◆ Job ◆
Copy every line of the material below word for word.

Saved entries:
_ _ _ _
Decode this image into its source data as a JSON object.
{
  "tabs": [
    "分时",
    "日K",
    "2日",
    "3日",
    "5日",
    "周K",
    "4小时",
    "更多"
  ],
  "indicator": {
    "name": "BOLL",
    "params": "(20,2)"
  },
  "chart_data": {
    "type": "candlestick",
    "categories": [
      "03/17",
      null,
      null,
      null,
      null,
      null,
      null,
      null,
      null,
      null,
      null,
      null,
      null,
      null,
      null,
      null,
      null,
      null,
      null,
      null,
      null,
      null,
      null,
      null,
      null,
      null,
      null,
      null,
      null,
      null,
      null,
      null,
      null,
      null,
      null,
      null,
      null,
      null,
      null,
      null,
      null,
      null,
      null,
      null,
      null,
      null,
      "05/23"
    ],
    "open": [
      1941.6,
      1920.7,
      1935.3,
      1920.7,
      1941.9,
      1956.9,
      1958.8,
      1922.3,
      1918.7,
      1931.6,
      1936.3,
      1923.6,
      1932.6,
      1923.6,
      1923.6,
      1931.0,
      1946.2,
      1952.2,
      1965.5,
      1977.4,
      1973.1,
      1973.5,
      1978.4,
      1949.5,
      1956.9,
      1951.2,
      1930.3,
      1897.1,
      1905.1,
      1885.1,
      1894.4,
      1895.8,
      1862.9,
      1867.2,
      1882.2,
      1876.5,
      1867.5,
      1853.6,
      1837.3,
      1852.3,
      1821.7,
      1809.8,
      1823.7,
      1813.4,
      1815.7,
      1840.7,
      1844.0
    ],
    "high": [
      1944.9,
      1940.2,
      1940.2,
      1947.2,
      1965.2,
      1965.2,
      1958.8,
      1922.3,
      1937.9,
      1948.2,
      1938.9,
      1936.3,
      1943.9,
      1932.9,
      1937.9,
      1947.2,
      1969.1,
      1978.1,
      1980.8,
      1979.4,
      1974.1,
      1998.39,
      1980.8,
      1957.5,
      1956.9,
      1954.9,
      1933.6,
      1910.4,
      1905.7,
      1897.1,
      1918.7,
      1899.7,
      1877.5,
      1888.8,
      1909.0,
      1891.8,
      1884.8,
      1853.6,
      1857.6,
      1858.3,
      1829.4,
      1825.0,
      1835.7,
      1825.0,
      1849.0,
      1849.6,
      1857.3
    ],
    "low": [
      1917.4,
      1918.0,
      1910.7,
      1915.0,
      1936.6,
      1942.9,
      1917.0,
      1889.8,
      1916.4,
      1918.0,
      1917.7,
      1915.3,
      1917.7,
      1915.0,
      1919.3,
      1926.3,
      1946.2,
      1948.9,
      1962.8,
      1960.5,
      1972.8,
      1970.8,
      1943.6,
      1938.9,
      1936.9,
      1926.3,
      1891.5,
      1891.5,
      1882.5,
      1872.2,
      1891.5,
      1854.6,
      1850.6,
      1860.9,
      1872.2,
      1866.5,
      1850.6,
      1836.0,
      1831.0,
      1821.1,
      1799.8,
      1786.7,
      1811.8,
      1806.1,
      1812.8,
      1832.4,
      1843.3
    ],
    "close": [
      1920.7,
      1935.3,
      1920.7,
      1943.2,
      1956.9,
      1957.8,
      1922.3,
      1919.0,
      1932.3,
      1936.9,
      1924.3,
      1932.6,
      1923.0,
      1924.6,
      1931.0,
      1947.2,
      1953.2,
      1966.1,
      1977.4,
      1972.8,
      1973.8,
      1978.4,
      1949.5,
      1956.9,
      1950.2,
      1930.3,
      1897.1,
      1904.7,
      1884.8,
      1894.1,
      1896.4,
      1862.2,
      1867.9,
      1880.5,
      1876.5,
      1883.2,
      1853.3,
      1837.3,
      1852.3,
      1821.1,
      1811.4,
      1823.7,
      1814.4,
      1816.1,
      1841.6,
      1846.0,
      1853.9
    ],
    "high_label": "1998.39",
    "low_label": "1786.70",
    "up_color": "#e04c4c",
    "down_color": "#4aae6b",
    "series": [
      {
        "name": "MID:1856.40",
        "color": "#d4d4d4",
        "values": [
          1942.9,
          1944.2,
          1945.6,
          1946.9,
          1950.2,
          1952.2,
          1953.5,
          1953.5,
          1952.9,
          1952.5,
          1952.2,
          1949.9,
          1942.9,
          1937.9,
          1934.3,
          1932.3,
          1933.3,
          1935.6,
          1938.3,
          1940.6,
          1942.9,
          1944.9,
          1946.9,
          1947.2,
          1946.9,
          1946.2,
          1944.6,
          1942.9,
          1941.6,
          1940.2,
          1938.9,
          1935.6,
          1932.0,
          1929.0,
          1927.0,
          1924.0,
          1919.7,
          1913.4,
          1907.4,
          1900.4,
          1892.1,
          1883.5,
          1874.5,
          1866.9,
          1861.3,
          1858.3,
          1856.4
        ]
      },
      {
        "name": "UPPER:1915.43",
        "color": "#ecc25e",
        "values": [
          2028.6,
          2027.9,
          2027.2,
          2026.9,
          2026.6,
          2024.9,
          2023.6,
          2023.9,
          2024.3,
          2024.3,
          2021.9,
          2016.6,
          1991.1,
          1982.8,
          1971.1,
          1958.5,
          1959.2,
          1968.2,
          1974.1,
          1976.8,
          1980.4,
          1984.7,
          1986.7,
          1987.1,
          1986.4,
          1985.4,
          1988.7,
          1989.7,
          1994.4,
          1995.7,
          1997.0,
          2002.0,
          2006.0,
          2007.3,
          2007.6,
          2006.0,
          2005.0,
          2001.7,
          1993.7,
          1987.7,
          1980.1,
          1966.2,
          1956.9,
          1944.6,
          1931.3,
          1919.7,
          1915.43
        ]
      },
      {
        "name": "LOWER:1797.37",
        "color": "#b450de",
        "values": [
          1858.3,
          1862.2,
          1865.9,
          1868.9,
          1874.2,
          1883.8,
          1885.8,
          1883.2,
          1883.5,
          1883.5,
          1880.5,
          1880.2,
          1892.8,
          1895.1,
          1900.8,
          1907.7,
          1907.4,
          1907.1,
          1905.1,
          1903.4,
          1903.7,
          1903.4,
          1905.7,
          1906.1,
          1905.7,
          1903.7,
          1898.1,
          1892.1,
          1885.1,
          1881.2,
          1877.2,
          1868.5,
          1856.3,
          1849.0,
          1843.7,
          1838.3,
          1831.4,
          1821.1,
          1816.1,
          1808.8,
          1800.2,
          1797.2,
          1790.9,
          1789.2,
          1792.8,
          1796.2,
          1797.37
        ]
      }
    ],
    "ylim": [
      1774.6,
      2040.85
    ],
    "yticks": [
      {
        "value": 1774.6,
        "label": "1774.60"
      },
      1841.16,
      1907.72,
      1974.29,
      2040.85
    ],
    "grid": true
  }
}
_ _ _ _
◆ Result of this exercise ◆
Decode this image into its source data as a JSON object.
{
  "tabs": [
    "分时",
    "日K",
    "2日",
    "3日",
    "5日",
    "周K",
    "4小时",
    "更多"
  ],
  "indicator": {
    "name": "BOLL",
    "params": "(20,2)"
  },
  "chart_data": {
    "type": "candlestick",
    "categories": [
      "03/17",
      null,
      null,
      null,
      null,
      null,
      null,
      null,
      null,
      null,
      null,
      null,
      null,
      null,
      null,
      null,
      null,
      null,
      null,
      null,
      null,
      null,
      null,
      null,
      null,
      null,
      null,
      null,
      null,
      null,
      null,
      null,
      null,
      null,
      null,
      null,
      null,
      null,
      null,
      null,
      null,
      null,
      null,
      null,
      null,
      null,
      "05/23"
    ],
    "open": [
      1941.6,
      1920.7,
      1935.3,
      1920.7,
      1941.9,
      1956.9,
      1958.8,
      1922.3,
      1918.7,
      1931.6,
      1936.3,
      1923.6,
      1932.6,
      1923.6,
      1923.6,
      1931.0,
      1946.2,
      1952.2,
      1965.5,
      1977.4,
      1973.1,
      1973.5,
      1978.4,
      1949.5,
      1956.9,
      1951.2,
      1930.3,
      1897.1,
      1905.1,
      1885.1,
      1894.4,
      1895.8,
      1862.9,
      1867.2,
      1882.2,
      1876.5,
      1867.5,
      1853.6,
      1837.3,
      1852.3,
      1821.7,
      1809.8,
      1823.7,
      1813.4,
      1815.7,
      1840.7,
      1844.0
    ],
    "high": [
      1944.9,
      1940.2,
      1940.2,
      1947.2,
      1965.2,
      1965.2,
      1958.8,
      1922.3,
      1937.9,
      1948.2,
      1938.9,
      1936.3,
      1943.9,
      1932.9,
      1937.9,
      1947.2,
      1969.1,
      1978.1,
      1980.8,
      1979.4,
      1974.1,
      1998.39,
      1980.8,
      1957.5,
      1956.9,
      1954.9,
      1933.6,
      1910.4,
      1905.7,
      1897.1,
      1918.7,
      1899.7,
      1877.5,
      1888.8,
      1909.0,
      1891.8,
      1884.8,
      1853.6,
      1857.6,
      1858.3,
      1829.4,
      1825.0,
      1835.7,
      1825.0,
      1849.0,
      1849.6,
      1857.3
    ],
    "low": [
      1917.4,
      1918.0,
      1910.7,
      1915.0,
      1936.6,
      1942.9,
      1917.0,
      1889.8,
      1916.4,
      1918.0,
      1917.7,
      1915.3,
      1917.7,
      1915.0,
      1919.3,
      1926.3,
      1946.2,
      1948.9,
      1962.8,
      1960.5,
      1972.8,
      1970.8,
      1943.6,
      1938.9,
      1936.9,
      1926.3,
      1891.5,
      1891.5,
      1882.5,
      1872.2,
      1891.5,
      1854.6,
      1850.6,
      1860.9,
      1872.2,
      1866.5,
      1850.6,
      1836.0,
      1831.0,
      1821.1,
      1799.8,
      1786.7,
      1811.8,
      1806.1,
      1812.8,
      1832.4,
      1843.3
    ],
    "close": [
      1920.7,
      1935.3,
      1920.7,
      1943.2,
      1956.9,
      1957.8,
      1922.3,
      1919.0,
      1932.3,
      1936.9,
      1924.3,
      1932.6,
      1923.0,
      1924.6,
      1931.0,
      1947.2,
      1953.2,
      1966.1,
      1977.4,
      1972.8,
      1973.8,
      1978.4,
      1949.5,
      1956.9,
      1950.2,
      1930.3,
      1897.1,
      1904.7,
      1884.8,
      1894.1,
      1896.4,
      1862.2,
      1867.9,
      1880.5,
      1876.5,
      1883.2,
      1853.3,
      1837.3,
      1852.3,
      1821.1,
      1811.4,
      1823.7,
      1814.4,
      1816.1,
      1841.6,
      1846.0,
      1853.9
    ],
    "high_label": "1998.39",
    "low_label": "1786.70",
    "up_color": "#e04c4c",
    "down_color": "#4aae6b",
    "series": [
      {
        "name": "MID:1856.40",
        "color": "#d4d4d4",
        "values": [
          1942.9,
          1944.2,
          1945.6,
          1946.9,
          1950.2,
          1952.2,
          1953.5,
          1953.5,
          1952.9,
          1952.5,
          1952.2,
          1949.9,
          1942.9,
          1937.9,
          1934.3,
          1932.3,
          1933.3,
          1935.6,
          1938.3,
          1940.6,
          1942.9,
          1944.9,
          1946.9,
          1947.2,
          1946.9,
          1946.2,
          1944.6,
          1942.9,
          1941.6,
          1940.2,
          1938.9,
          1935.6,
          1932.0,
          1929.0,
          1927.0,
          1924.0,
          1919.7,
          1913.4,
          1907.4,
          1900.4,
          1892.1,
          1883.5,
          1874.5,
          1866.9,
          1861.3,
          1858.3,
          1856.4
        ]
      },
      {
        "name": "UPPER:1915.43",
        "color": "#ecc25e",
        "values": [
          2028.6,
          2027.9,
          2027.2,
          2026.9,
          2026.6,
          2024.9,
          2023.6,
          2023.9,
          2024.3,
          2024.3,
          2021.9,
          2016.6,
          1991.1,
          1982.8,
          1971.1,
          1958.5,
          1959.2,
          1968.2,
          1974.1,
          1976.8,
          1980.4,
          1984.7,
          1986.7,
          1987.1,
          1986.4,
          1985.4,
          1988.7,
          1989.7,
          1994.4,
          1995.7,
          1997.0,
          2002.0,
          2006.0,
          2007.3,
          2007.6,
          2006.0,
          2005.0,
          2001.7,
          1993.7,
          1987.7,
          1980.1,
          1966.2,
          1956.9,
          1944.6,
          1931.3,
          1919.7,
          1915.43
        ]
      },
      {
        "name": "LOWER:1797.37",
        "color": "#b450de",
        "values": [
          1858.3,
          1862.2,
          1865.9,
          1868.9,
          1874.2,
          1883.8,
          1885.8,
          1883.2,
          1883.5,
          1883.5,
          1880.5,
          1880.2,
          1892.8,
          1895.1,
          1900.8,
          1907.7,
          1907.4,
          1907.1,
          1905.1,
          1903.4,
          1903.7,
          1903.4,
          1905.7,
          1906.1,
          1905.7,
          1903.7,
          1898.1,
          1892.1,
          1885.1,
          1881.2,
          1877.2,
          1868.5,
          1856.3,
          1849.0,
          1843.7,
          1838.3,
          1831.4,
          1821.1,
          1816.1,
          1808.8,
          1800.2,
          1797.2,
          1790.9,
          1789.2,
          1792.8,
          1796.2,
          1797.37
        ]
      }
    ],
    "ylim": [
      1774.6,
      2040.85
    ],
    "yticks": [
      {
        "value": 1774.6,
        "label": "1774.60"
      },
      1841.16,
      1907.72,
      1974.29,
      2040.85
    ],
    "grid": true
  }
}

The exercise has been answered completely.